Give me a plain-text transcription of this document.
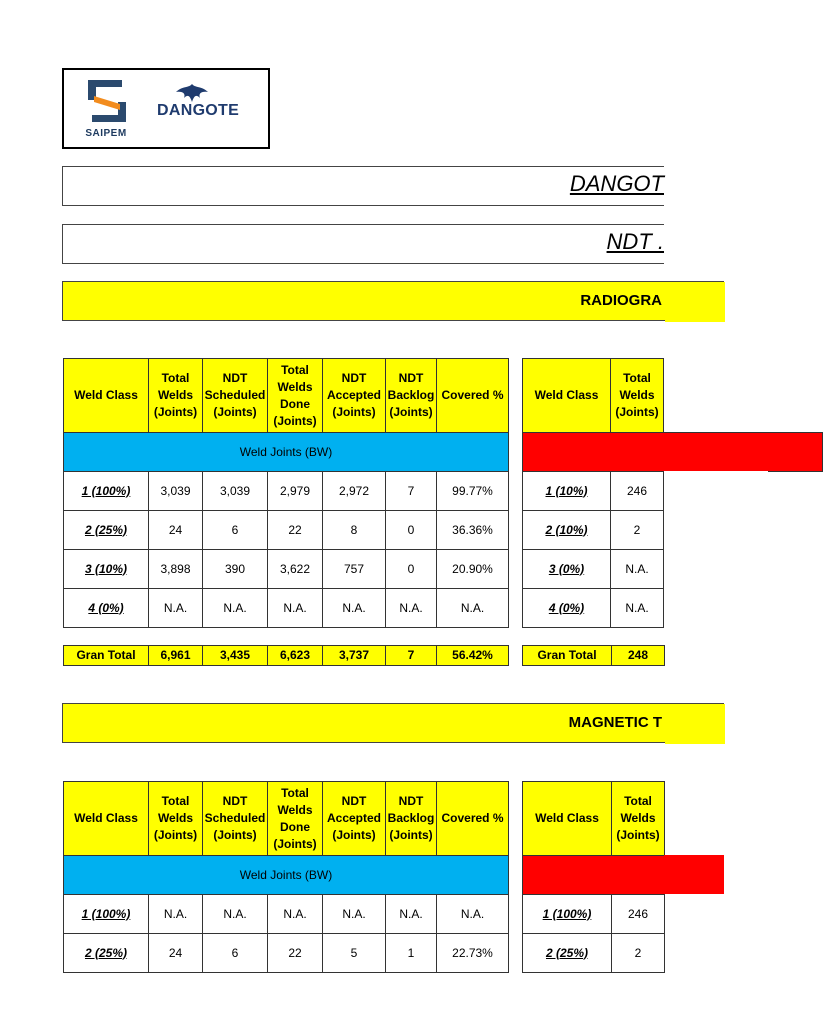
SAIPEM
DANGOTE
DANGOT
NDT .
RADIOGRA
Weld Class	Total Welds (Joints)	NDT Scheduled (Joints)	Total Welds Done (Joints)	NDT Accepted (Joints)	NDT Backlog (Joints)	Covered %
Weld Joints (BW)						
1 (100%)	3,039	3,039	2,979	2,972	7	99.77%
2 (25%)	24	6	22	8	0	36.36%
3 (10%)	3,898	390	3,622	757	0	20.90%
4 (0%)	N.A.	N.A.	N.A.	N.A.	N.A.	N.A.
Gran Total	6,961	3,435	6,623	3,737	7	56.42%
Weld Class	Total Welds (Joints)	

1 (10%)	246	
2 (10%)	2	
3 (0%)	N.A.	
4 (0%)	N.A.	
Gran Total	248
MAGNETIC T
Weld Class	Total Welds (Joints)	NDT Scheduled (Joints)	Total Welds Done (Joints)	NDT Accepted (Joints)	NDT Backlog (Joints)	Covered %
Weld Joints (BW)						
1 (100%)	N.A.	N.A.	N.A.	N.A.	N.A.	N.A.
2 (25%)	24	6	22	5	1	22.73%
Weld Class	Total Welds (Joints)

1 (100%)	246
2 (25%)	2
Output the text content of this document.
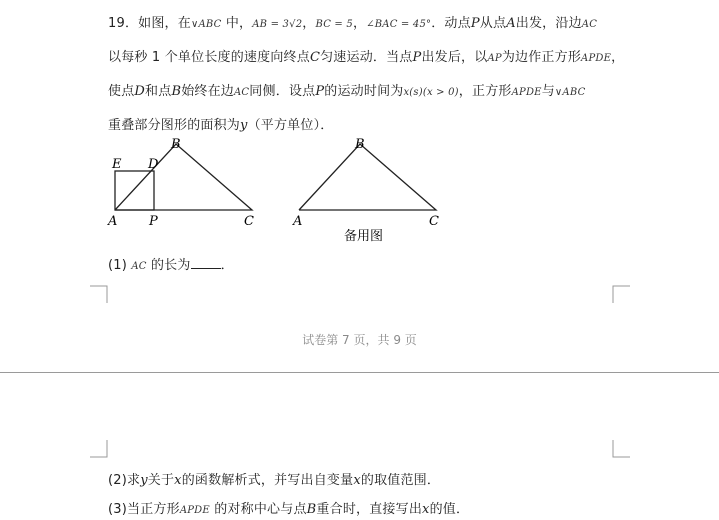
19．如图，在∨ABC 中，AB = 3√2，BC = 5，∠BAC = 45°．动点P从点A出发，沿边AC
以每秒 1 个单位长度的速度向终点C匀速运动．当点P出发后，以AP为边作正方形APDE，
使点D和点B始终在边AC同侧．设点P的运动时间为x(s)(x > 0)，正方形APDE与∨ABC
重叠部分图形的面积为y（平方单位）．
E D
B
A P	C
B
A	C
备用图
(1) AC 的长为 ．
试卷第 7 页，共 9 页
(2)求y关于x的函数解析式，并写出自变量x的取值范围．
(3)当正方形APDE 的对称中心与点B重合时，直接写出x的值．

> [What to produce]: Leave out the pictures and transcribe the entries above exactly.

> [Output for this exercise]:
Give me a plain-text transcription of this document.
SAIPEM
DANGOTE
DANGOT
NDT .
RADIOGRA
Weld Class	Total Welds (Joints)	NDT Scheduled (Joints)	Total Welds Done (Joints)	NDT Accepted (Joints)	NDT Backlog (Joints)	Covered %
Weld Joints (BW)						
1 (100%)	3,039	3,039	2,979	2,972	7	99.77%
2 (25%)	24	6	22	8	0	36.36%
3 (10%)	3,898	390	3,622	757	0	20.90%
4 (0%)	N.A.	N.A.	N.A.	N.A.	N.A.	N.A.
Gran Total	6,961	3,435	6,623	3,737	7	56.42%
Weld Class	Total Welds (Joints)	

1 (10%)	246	
2 (10%)	2	
3 (0%)	N.A.	
4 (0%)	N.A.	
Gran Total	248
MAGNETIC T
Weld Class	Total Welds (Joints)	NDT Scheduled (Joints)	Total Welds Done (Joints)	NDT Accepted (Joints)	NDT Backlog (Joints)	Covered %
Weld Joints (BW)						
1 (100%)	N.A.	N.A.	N.A.	N.A.	N.A.	N.A.
2 (25%)	24	6	22	5	1	22.73%
Weld Class	Total Welds (Joints)

1 (100%)	246
2 (25%)	2
Output the text content of this document.
19．如图，在∨ABC 中，AB = 3√2，BC = 5，∠BAC = 45°．动点P从点A出发，沿边AC
以每秒 1 个单位长度的速度向终点C匀速运动．当点P出发后，以AP为边作正方形APDE，
使点D和点B始终在边AC同侧．设点P的运动时间为x(s)(x > 0)，正方形APDE与∨ABC
重叠部分图形的面积为y（平方单位）．
E D
B
A P	C
B
A	C
备用图
(1) AC 的长为 ．
试卷第 7 页，共 9 页
(2)求y关于x的函数解析式，并写出自变量x的取值范围．
(3)当正方形APDE 的对称中心与点B重合时，直接写出x的值．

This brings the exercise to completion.